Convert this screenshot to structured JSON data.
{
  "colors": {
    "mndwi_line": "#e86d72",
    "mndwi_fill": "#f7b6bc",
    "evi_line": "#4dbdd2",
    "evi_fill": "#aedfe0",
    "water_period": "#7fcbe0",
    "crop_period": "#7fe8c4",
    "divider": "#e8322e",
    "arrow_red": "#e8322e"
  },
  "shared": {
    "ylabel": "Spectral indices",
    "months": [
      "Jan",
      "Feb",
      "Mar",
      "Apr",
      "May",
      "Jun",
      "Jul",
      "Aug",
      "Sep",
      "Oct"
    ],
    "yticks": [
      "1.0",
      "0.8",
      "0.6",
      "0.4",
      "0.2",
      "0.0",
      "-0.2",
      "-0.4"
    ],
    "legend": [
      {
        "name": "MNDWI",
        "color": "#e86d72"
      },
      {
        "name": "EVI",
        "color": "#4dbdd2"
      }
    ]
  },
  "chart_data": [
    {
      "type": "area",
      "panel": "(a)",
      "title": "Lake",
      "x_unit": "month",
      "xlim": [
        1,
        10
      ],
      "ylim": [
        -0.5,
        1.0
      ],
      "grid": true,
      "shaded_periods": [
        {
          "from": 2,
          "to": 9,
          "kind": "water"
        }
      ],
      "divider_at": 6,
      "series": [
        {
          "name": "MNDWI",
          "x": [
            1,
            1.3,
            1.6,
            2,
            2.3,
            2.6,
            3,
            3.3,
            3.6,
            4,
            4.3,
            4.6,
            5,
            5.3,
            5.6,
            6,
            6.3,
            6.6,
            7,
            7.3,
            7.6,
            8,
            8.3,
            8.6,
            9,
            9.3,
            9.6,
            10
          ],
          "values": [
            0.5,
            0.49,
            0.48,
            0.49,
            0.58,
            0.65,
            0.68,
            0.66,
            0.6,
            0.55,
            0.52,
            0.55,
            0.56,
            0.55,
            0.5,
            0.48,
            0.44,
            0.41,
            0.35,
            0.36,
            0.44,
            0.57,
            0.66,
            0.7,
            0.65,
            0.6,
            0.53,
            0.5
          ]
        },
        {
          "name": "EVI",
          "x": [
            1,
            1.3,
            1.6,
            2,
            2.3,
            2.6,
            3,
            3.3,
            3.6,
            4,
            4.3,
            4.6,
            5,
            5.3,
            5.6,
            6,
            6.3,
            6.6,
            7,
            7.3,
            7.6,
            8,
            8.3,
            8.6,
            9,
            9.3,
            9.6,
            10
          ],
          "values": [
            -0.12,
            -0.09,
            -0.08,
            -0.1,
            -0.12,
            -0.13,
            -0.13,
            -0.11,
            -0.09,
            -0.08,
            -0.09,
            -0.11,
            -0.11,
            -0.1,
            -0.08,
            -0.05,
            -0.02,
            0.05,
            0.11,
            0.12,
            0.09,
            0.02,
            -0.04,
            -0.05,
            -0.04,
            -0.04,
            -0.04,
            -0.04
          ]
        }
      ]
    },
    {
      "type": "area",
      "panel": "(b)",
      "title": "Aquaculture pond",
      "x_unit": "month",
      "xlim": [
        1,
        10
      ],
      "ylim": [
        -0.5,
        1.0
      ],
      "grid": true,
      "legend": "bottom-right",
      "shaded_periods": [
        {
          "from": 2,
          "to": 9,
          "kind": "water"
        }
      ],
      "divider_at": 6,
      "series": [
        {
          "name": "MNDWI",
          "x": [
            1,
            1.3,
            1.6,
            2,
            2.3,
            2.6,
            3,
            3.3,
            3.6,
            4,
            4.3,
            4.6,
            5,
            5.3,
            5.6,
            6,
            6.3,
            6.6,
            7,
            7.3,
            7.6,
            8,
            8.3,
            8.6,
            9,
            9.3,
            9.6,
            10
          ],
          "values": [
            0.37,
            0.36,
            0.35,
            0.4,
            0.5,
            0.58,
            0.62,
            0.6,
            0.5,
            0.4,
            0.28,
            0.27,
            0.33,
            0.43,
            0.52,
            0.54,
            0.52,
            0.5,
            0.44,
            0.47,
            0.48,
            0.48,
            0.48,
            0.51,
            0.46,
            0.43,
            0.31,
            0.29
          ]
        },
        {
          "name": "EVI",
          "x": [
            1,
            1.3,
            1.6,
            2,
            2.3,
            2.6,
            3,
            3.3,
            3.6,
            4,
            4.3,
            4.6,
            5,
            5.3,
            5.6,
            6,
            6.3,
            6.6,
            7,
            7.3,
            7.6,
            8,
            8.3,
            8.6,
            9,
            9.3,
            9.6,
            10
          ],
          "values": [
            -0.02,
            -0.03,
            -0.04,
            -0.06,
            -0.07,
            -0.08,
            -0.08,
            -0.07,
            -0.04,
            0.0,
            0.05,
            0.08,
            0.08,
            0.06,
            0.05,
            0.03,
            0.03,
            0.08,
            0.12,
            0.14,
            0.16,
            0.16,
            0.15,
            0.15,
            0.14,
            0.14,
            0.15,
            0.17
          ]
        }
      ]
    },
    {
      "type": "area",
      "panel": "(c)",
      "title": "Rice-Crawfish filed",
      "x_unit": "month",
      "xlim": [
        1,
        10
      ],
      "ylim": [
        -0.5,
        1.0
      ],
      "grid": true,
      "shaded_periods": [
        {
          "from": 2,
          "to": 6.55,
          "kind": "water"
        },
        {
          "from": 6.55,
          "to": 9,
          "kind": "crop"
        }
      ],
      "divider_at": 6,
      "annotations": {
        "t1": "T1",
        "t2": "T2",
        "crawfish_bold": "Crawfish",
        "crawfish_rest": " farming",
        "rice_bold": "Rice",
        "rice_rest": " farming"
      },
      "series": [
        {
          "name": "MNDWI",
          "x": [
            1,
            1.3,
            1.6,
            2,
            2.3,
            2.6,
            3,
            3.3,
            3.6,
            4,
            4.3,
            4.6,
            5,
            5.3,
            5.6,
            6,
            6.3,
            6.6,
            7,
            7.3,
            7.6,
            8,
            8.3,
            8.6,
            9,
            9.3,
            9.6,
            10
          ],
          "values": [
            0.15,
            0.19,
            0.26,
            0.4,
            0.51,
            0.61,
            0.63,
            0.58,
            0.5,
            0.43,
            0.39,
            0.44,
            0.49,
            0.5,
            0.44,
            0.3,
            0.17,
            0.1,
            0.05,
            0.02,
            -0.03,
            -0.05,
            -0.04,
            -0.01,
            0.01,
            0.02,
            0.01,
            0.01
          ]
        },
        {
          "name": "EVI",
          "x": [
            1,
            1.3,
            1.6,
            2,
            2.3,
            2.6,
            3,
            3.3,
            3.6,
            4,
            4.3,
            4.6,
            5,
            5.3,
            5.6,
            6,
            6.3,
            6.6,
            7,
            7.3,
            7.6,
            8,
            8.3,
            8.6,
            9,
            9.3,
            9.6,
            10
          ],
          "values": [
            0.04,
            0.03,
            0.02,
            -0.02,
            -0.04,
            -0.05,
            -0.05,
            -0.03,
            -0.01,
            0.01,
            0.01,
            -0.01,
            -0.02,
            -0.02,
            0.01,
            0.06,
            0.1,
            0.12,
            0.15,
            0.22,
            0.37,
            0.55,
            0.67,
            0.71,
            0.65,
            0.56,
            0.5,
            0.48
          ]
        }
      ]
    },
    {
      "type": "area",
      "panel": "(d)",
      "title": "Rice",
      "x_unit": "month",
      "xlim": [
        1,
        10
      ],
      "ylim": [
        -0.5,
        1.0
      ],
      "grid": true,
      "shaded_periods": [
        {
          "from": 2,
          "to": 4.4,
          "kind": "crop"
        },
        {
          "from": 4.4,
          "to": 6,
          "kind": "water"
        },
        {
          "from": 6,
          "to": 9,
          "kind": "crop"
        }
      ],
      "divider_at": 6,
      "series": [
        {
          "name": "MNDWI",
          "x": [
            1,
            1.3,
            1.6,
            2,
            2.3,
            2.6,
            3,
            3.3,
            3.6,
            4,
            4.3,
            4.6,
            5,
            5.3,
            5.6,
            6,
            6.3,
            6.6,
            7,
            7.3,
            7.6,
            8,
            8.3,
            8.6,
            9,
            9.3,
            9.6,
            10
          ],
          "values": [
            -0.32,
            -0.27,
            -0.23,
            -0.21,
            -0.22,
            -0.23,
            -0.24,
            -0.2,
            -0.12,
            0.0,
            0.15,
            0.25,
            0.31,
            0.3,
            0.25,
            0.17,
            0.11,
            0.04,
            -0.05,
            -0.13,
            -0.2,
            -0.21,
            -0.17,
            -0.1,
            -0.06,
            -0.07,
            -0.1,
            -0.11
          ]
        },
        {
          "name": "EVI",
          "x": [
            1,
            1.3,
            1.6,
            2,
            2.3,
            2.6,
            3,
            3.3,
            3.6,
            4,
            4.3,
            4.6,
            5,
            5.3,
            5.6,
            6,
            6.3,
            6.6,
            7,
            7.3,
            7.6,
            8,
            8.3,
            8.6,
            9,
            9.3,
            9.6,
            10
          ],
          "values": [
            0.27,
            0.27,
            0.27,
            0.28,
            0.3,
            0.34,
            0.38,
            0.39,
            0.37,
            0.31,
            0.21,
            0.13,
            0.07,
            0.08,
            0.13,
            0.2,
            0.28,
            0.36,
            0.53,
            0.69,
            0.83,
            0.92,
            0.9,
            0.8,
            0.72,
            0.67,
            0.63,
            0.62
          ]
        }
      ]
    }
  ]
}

* * *

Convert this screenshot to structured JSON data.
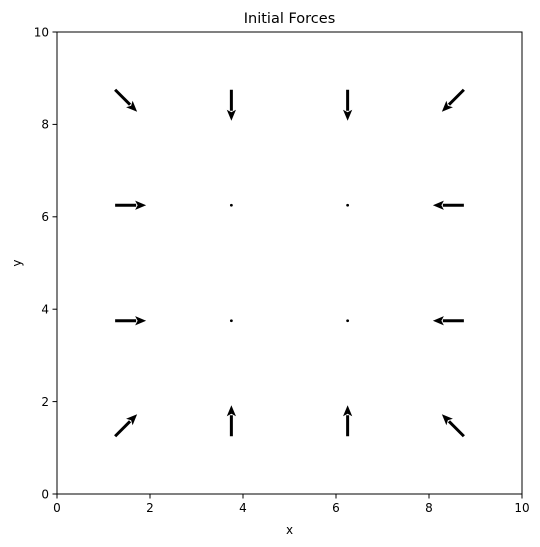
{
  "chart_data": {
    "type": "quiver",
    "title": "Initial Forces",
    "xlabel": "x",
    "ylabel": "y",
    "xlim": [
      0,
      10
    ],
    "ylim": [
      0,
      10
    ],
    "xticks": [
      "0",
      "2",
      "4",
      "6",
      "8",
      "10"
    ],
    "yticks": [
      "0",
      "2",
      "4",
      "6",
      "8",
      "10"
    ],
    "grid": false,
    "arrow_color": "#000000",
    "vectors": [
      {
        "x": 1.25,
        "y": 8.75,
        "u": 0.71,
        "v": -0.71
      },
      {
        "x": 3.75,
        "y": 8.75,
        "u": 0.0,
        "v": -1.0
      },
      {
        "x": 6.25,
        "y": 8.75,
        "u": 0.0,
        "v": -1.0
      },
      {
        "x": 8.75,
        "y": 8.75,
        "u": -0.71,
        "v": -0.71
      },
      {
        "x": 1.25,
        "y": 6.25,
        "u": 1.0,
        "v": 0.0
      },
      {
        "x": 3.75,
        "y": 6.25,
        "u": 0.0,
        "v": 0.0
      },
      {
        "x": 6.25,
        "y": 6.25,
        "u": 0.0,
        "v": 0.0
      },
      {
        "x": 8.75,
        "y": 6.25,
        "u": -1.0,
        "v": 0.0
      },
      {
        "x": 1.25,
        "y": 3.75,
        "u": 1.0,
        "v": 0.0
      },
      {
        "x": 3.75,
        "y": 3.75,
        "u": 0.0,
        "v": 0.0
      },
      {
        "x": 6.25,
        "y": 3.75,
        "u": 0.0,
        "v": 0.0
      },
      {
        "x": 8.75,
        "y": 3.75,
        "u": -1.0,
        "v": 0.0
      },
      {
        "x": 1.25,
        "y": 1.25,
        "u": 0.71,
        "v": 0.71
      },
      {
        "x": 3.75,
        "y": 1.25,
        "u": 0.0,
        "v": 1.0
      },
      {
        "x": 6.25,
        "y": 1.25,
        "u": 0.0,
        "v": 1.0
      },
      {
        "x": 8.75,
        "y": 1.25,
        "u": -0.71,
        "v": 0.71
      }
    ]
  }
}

:: PROMPT ::
Search the records for the word "farming". Copy every line that has it.

:: RESPONSE TO THE TASK ::
        "crawfish_rest": " farming",
        "rice_rest": " farming"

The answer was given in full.